***** THE RECORDS *****

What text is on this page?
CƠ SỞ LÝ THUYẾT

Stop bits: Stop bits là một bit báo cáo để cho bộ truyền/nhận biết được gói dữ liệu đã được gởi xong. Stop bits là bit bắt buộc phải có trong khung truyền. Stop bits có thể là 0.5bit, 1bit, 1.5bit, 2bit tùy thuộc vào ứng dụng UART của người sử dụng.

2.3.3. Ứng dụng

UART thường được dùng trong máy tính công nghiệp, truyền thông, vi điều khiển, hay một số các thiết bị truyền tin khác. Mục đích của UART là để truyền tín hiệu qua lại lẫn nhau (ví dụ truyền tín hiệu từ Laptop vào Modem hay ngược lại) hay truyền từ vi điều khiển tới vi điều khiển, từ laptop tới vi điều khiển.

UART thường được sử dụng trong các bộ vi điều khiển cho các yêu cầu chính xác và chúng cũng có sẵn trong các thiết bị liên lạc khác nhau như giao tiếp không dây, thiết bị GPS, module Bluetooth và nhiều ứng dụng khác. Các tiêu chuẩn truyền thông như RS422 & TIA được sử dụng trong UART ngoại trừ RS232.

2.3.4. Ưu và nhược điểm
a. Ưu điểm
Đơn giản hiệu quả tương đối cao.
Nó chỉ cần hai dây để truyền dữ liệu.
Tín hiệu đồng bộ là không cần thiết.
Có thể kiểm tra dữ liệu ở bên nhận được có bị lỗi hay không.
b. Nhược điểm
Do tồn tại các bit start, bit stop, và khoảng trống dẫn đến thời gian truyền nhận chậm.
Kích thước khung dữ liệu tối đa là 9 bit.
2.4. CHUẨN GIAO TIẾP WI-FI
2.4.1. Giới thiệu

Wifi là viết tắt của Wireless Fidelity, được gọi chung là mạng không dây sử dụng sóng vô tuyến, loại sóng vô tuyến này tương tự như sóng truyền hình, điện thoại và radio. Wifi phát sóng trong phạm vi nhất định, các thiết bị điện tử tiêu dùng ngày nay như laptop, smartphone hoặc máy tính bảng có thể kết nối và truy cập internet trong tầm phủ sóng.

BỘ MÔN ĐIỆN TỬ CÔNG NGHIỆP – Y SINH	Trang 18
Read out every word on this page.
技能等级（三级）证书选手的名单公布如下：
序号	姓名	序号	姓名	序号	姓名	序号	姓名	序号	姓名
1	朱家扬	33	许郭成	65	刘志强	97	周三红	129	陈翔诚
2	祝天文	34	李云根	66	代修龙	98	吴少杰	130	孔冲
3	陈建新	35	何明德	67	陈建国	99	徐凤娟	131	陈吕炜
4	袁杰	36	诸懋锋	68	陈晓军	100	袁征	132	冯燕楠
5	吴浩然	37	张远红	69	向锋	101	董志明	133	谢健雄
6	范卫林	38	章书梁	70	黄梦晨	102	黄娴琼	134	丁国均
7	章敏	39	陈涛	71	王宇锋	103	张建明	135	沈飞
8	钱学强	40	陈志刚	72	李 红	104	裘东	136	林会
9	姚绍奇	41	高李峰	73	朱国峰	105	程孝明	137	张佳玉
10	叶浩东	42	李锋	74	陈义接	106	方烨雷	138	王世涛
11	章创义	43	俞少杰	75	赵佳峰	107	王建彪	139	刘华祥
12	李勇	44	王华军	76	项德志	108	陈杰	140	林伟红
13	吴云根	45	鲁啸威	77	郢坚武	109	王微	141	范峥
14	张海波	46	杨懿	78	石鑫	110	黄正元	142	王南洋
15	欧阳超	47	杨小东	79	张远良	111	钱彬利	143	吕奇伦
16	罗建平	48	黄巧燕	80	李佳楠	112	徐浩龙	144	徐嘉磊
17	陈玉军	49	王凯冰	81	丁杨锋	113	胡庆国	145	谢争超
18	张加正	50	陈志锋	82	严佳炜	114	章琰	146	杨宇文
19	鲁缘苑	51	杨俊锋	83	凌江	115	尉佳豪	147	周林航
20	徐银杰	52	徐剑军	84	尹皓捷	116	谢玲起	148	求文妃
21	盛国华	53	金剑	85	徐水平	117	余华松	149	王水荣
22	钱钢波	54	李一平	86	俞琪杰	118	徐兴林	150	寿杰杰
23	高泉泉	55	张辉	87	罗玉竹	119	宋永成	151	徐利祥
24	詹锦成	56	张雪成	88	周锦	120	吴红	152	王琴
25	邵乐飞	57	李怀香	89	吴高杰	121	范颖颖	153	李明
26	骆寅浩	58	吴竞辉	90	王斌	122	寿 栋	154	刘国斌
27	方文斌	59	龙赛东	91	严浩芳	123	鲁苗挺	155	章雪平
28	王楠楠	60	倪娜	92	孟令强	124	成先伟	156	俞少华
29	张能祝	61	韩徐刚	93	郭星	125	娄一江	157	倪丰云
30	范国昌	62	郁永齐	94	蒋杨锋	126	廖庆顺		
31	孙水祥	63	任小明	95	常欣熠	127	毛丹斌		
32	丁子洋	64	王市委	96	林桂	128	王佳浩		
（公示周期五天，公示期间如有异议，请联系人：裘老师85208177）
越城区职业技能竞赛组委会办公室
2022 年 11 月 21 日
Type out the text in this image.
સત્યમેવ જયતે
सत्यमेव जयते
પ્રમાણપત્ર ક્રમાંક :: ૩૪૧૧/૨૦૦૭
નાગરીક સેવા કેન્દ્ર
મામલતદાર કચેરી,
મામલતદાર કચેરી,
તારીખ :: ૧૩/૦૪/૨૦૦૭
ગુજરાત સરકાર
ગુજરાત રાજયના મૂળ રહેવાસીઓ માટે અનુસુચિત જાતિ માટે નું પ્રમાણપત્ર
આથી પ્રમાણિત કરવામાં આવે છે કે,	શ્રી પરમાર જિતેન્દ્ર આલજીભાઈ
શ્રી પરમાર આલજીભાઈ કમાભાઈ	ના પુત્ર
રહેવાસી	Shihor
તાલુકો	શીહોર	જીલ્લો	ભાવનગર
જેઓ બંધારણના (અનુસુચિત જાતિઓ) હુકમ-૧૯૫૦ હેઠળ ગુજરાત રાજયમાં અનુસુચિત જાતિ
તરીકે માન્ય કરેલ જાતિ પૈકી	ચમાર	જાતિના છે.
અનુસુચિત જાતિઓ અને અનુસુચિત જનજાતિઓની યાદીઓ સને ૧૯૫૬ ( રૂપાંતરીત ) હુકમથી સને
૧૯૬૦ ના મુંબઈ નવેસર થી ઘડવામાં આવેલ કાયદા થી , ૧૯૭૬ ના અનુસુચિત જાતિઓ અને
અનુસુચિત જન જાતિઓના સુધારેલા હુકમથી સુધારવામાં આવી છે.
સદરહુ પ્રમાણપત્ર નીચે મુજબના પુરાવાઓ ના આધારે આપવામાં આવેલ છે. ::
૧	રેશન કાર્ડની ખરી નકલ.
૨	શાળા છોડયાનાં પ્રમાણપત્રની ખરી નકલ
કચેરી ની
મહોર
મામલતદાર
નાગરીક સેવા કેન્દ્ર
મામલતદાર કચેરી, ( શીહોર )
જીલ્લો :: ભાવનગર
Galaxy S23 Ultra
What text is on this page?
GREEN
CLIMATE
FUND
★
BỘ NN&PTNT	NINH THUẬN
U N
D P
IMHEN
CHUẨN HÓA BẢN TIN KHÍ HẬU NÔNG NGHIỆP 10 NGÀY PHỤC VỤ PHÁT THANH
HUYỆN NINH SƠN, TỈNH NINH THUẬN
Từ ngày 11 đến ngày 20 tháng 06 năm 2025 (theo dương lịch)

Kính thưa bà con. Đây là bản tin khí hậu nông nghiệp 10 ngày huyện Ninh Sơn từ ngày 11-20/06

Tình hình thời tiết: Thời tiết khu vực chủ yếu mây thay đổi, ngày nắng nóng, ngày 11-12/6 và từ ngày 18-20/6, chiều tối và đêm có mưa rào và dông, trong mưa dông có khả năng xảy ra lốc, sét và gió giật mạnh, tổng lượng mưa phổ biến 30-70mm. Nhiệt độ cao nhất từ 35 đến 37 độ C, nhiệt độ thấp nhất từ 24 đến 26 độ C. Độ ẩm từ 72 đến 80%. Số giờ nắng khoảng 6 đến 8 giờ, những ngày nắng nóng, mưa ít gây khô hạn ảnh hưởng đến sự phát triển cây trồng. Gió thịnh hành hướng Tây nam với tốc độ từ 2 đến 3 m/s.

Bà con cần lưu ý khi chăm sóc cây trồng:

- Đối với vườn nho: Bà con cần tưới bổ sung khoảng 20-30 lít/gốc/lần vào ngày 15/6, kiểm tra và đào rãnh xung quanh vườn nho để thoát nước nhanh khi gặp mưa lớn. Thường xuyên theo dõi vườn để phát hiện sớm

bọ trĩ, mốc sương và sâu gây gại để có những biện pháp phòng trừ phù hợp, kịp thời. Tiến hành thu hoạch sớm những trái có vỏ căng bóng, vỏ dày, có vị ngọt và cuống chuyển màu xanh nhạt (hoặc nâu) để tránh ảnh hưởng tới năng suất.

*****

*EXERCISE AIM*. Search the listing above for the string "tương". Copy every line that contains it.

*FULL SOLUTION*.
Đơn giản hiệu quả tương đối cao.
Wifi là viết tắt của Wireless Fidelity, được gọi chung là mạng không dây sử dụng sóng vô tuyến, loại sóng vô tuyến này tương tự như sóng truyền hình, điện thoại và radio. Wifi phát sóng trong phạm vi nhất định, các thiết bị điện tử tiêu dùng ngày nay như laptop, smartphone hoặc máy tính bảng có thể kết nối và truy cập internet trong tầm phủ sóng.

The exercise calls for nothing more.